• _MATERIAL FOR THE TASK_
····················

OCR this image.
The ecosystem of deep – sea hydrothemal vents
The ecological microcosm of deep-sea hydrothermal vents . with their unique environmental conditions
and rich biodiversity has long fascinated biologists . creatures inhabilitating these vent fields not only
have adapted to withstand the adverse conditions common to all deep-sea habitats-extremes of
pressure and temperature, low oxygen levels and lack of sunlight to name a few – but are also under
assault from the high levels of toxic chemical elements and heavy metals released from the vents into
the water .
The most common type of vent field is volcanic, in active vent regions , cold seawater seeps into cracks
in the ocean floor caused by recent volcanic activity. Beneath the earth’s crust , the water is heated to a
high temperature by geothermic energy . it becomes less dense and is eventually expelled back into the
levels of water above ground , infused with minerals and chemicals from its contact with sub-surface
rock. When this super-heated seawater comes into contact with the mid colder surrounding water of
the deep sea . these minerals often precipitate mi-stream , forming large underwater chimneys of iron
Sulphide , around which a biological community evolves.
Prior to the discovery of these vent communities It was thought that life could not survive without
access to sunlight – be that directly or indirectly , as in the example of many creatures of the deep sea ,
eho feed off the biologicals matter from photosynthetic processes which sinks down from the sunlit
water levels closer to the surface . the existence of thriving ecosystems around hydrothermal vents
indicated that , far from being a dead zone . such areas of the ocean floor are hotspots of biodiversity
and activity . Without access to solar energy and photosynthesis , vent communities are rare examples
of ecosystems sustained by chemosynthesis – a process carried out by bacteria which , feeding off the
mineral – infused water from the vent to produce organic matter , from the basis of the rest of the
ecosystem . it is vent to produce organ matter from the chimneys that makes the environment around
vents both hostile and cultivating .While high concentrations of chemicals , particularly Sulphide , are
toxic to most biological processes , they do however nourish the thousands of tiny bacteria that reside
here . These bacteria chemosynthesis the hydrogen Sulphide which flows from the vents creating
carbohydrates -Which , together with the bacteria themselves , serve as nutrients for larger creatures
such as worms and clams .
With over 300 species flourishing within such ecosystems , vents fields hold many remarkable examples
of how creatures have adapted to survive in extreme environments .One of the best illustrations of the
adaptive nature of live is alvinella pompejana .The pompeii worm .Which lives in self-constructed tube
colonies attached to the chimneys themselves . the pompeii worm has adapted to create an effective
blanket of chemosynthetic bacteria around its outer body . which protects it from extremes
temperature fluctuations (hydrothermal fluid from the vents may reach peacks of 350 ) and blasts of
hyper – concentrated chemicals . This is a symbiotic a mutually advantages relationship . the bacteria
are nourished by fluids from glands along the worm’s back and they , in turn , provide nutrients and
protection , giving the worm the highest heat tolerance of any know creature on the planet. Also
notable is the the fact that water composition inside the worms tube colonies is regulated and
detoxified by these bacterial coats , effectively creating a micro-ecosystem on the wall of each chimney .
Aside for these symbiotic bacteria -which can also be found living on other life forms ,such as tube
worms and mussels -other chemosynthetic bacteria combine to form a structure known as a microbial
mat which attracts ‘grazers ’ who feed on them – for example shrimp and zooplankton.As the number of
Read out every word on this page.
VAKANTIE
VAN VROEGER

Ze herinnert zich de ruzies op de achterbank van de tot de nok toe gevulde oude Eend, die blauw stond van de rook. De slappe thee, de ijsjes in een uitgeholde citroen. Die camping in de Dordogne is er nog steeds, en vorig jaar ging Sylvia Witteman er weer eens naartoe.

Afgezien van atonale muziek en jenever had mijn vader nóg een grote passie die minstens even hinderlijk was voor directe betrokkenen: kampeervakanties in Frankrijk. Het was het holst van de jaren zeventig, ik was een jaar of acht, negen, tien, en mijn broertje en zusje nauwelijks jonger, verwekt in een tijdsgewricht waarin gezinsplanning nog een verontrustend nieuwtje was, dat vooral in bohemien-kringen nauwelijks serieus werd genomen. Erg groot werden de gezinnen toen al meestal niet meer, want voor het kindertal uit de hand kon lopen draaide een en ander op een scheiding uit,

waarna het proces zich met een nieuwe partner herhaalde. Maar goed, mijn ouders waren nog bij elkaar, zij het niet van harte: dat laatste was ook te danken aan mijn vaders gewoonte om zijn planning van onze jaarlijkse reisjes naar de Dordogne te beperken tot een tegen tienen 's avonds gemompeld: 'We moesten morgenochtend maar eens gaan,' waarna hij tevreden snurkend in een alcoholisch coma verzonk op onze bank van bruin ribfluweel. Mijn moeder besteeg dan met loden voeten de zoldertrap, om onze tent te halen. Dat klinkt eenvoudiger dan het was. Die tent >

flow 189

····················

• _ASSIGNMENT_
Leave out every line ahead of the one containing "Read out every word on this page." and print the rest of the listing exactly.

• _EXERCISE OUTPUT_
Read out every word on this page.
VAKANTIE
VAN VROEGER

Ze herinnert zich de ruzies op de achterbank van de tot de nok toe gevulde oude Eend, die blauw stond van de rook. De slappe thee, de ijsjes in een uitgeholde citroen. Die camping in de Dordogne is er nog steeds, en vorig jaar ging Sylvia Witteman er weer eens naartoe.

Afgezien van atonale muziek en jenever had mijn vader nóg een grote passie die minstens even hinderlijk was voor directe betrokkenen: kampeervakanties in Frankrijk. Het was het holst van de jaren zeventig, ik was een jaar of acht, negen, tien, en mijn broertje en zusje nauwelijks jonger, verwekt in een tijdsgewricht waarin gezinsplanning nog een verontrustend nieuwtje was, dat vooral in bohemien-kringen nauwelijks serieus werd genomen. Erg groot werden de gezinnen toen al meestal niet meer, want voor het kindertal uit de hand kon lopen draaide een en ander op een scheiding uit,

waarna het proces zich met een nieuwe partner herhaalde. Maar goed, mijn ouders waren nog bij elkaar, zij het niet van harte: dat laatste was ook te danken aan mijn vaders gewoonte om zijn planning van onze jaarlijkse reisjes naar de Dordogne te beperken tot een tegen tienen 's avonds gemompeld: 'We moesten morgenochtend maar eens gaan,' waarna hij tevreden snurkend in een alcoholisch coma verzonk op onze bank van bruin ribfluweel. Mijn moeder besteeg dan met loden voeten de zoldertrap, om onze tent te halen. Dat klinkt eenvoudiger dan het was. Die tent >

flow 189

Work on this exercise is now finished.